**** Listed records
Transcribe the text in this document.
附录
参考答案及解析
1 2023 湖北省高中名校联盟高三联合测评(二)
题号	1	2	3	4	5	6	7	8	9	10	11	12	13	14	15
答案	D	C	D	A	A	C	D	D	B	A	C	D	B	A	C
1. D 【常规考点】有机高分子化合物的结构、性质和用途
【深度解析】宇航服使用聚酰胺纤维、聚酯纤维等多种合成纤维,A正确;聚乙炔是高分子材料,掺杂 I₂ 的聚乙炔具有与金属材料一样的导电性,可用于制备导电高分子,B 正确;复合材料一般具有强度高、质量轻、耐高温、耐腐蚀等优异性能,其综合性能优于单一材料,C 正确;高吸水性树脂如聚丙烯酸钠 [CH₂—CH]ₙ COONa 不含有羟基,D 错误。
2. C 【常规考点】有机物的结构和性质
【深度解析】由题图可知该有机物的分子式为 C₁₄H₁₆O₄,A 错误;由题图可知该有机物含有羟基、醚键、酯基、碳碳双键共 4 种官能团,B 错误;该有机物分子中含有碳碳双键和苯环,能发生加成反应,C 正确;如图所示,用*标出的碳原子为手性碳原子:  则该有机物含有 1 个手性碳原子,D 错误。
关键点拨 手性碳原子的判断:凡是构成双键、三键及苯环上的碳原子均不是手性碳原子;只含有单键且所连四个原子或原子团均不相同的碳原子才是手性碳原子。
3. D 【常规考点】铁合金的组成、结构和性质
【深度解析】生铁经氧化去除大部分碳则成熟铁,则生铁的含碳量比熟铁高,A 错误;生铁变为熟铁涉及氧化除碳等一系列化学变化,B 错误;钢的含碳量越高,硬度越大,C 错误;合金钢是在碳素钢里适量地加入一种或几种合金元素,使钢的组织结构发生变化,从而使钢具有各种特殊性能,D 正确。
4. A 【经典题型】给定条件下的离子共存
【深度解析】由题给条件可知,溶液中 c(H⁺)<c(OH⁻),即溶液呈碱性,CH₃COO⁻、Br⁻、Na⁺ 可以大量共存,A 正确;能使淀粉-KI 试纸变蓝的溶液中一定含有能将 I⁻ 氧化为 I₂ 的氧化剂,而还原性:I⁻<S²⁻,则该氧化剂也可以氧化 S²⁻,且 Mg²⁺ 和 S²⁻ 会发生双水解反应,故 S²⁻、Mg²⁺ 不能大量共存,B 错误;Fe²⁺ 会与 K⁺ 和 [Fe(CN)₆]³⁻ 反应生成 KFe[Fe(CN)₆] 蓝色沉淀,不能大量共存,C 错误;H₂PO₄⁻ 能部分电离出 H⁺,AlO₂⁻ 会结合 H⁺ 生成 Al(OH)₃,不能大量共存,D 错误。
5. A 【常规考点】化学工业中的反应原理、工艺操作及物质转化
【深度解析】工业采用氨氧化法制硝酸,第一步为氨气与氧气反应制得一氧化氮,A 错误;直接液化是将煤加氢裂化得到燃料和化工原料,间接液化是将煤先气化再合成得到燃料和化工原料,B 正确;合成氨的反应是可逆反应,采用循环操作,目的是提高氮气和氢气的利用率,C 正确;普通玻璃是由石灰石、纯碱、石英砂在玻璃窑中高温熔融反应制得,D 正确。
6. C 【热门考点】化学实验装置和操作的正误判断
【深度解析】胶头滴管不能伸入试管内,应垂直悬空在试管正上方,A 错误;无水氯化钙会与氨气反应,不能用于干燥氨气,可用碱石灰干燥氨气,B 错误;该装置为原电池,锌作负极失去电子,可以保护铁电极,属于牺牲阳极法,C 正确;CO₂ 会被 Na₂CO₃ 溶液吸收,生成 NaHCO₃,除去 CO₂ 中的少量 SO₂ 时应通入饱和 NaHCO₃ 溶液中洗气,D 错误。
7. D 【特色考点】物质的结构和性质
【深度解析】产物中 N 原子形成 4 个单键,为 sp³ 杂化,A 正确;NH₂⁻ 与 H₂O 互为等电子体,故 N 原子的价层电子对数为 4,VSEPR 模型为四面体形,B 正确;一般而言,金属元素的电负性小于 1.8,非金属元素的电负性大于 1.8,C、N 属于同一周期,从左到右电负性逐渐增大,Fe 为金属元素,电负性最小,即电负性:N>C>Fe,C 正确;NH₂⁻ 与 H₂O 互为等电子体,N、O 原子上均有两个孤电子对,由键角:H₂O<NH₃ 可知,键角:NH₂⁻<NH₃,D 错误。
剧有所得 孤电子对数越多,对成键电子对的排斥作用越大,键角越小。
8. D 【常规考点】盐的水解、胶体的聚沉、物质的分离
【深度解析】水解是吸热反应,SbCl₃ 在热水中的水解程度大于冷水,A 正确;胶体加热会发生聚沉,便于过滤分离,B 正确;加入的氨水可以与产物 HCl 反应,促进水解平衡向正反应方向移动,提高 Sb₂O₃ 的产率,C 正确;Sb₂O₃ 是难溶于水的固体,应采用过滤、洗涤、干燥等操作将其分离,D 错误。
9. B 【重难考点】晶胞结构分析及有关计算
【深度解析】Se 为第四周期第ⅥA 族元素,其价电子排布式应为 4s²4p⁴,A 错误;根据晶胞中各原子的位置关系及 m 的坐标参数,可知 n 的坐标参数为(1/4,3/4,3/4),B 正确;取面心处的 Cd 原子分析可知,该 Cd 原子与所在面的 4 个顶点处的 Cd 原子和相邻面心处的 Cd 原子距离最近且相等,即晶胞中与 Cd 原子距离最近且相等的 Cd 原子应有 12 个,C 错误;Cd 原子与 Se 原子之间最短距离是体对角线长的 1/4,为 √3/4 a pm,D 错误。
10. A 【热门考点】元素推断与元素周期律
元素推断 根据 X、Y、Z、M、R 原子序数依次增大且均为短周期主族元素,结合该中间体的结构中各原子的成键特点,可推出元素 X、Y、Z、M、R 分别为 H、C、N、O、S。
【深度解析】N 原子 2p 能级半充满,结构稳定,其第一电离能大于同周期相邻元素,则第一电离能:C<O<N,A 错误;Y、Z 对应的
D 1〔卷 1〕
********
### Task goal
Output the listing above exactly as it appears.

### Solution to this exercise
Transcribe the text in this document.
附录
参考答案及解析
1 2023 湖北省高中名校联盟高三联合测评(二)
题号	1	2	3	4	5	6	7	8	9	10	11	12	13	14	15
答案	D	C	D	A	A	C	D	D	B	A	C	D	B	A	C
1. D 【常规考点】有机高分子化合物的结构、性质和用途
【深度解析】宇航服使用聚酰胺纤维、聚酯纤维等多种合成纤维,A正确;聚乙炔是高分子材料,掺杂 I₂ 的聚乙炔具有与金属材料一样的导电性,可用于制备导电高分子,B 正确;复合材料一般具有强度高、质量轻、耐高温、耐腐蚀等优异性能,其综合性能优于单一材料,C 正确;高吸水性树脂如聚丙烯酸钠 [CH₂—CH]ₙ COONa 不含有羟基,D 错误。
2. C 【常规考点】有机物的结构和性质
【深度解析】由题图可知该有机物的分子式为 C₁₄H₁₆O₄,A 错误;由题图可知该有机物含有羟基、醚键、酯基、碳碳双键共 4 种官能团,B 错误;该有机物分子中含有碳碳双键和苯环,能发生加成反应,C 正确;如图所示,用*标出的碳原子为手性碳原子:  则该有机物含有 1 个手性碳原子,D 错误。
关键点拨 手性碳原子的判断:凡是构成双键、三键及苯环上的碳原子均不是手性碳原子;只含有单键且所连四个原子或原子团均不相同的碳原子才是手性碳原子。
3. D 【常规考点】铁合金的组成、结构和性质
【深度解析】生铁经氧化去除大部分碳则成熟铁,则生铁的含碳量比熟铁高,A 错误;生铁变为熟铁涉及氧化除碳等一系列化学变化,B 错误;钢的含碳量越高,硬度越大,C 错误;合金钢是在碳素钢里适量地加入一种或几种合金元素,使钢的组织结构发生变化,从而使钢具有各种特殊性能,D 正确。
4. A 【经典题型】给定条件下的离子共存
【深度解析】由题给条件可知,溶液中 c(H⁺)<c(OH⁻),即溶液呈碱性,CH₃COO⁻、Br⁻、Na⁺ 可以大量共存,A 正确;能使淀粉-KI 试纸变蓝的溶液中一定含有能将 I⁻ 氧化为 I₂ 的氧化剂,而还原性:I⁻<S²⁻,则该氧化剂也可以氧化 S²⁻,且 Mg²⁺ 和 S²⁻ 会发生双水解反应,故 S²⁻、Mg²⁺ 不能大量共存,B 错误;Fe²⁺ 会与 K⁺ 和 [Fe(CN)₆]³⁻ 反应生成 KFe[Fe(CN)₆] 蓝色沉淀,不能大量共存,C 错误;H₂PO₄⁻ 能部分电离出 H⁺,AlO₂⁻ 会结合 H⁺ 生成 Al(OH)₃,不能大量共存,D 错误。
5. A 【常规考点】化学工业中的反应原理、工艺操作及物质转化
【深度解析】工业采用氨氧化法制硝酸,第一步为氨气与氧气反应制得一氧化氮,A 错误;直接液化是将煤加氢裂化得到燃料和化工原料,间接液化是将煤先气化再合成得到燃料和化工原料,B 正确;合成氨的反应是可逆反应,采用循环操作,目的是提高氮气和氢气的利用率,C 正确;普通玻璃是由石灰石、纯碱、石英砂在玻璃窑中高温熔融反应制得,D 正确。
6. C 【热门考点】化学实验装置和操作的正误判断
【深度解析】胶头滴管不能伸入试管内,应垂直悬空在试管正上方,A 错误;无水氯化钙会与氨气反应,不能用于干燥氨气,可用碱石灰干燥氨气,B 错误;该装置为原电池,锌作负极失去电子,可以保护铁电极,属于牺牲阳极法,C 正确;CO₂ 会被 Na₂CO₃ 溶液吸收,生成 NaHCO₃,除去 CO₂ 中的少量 SO₂ 时应通入饱和 NaHCO₃ 溶液中洗气,D 错误。
7. D 【特色考点】物质的结构和性质
【深度解析】产物中 N 原子形成 4 个单键,为 sp³ 杂化,A 正确;NH₂⁻ 与 H₂O 互为等电子体,故 N 原子的价层电子对数为 4,VSEPR 模型为四面体形,B 正确;一般而言,金属元素的电负性小于 1.8,非金属元素的电负性大于 1.8,C、N 属于同一周期,从左到右电负性逐渐增大,Fe 为金属元素,电负性最小,即电负性:N>C>Fe,C 正确;NH₂⁻ 与 H₂O 互为等电子体,N、O 原子上均有两个孤电子对,由键角:H₂O<NH₃ 可知,键角:NH₂⁻<NH₃,D 错误。
剧有所得 孤电子对数越多,对成键电子对的排斥作用越大,键角越小。
8. D 【常规考点】盐的水解、胶体的聚沉、物质的分离
【深度解析】水解是吸热反应,SbCl₃ 在热水中的水解程度大于冷水,A 正确;胶体加热会发生聚沉,便于过滤分离,B 正确;加入的氨水可以与产物 HCl 反应,促进水解平衡向正反应方向移动,提高 Sb₂O₃ 的产率,C 正确;Sb₂O₃ 是难溶于水的固体,应采用过滤、洗涤、干燥等操作将其分离,D 错误。
9. B 【重难考点】晶胞结构分析及有关计算
【深度解析】Se 为第四周期第ⅥA 族元素,其价电子排布式应为 4s²4p⁴,A 错误;根据晶胞中各原子的位置关系及 m 的坐标参数,可知 n 的坐标参数为(1/4,3/4,3/4),B 正确;取面心处的 Cd 原子分析可知,该 Cd 原子与所在面的 4 个顶点处的 Cd 原子和相邻面心处的 Cd 原子距离最近且相等,即晶胞中与 Cd 原子距离最近且相等的 Cd 原子应有 12 个,C 错误;Cd 原子与 Se 原子之间最短距离是体对角线长的 1/4,为 √3/4 a pm,D 错误。
10. A 【热门考点】元素推断与元素周期律
元素推断 根据 X、Y、Z、M、R 原子序数依次增大且均为短周期主族元素,结合该中间体的结构中各原子的成键特点,可推出元素 X、Y、Z、M、R 分别为 H、C、N、O、S。
【深度解析】N 原子 2p 能级半充满,结构稳定,其第一电离能大于同周期相邻元素,则第一电离能:C<O<N,A 错误;Y、Z 对应的
D 1〔卷 1〕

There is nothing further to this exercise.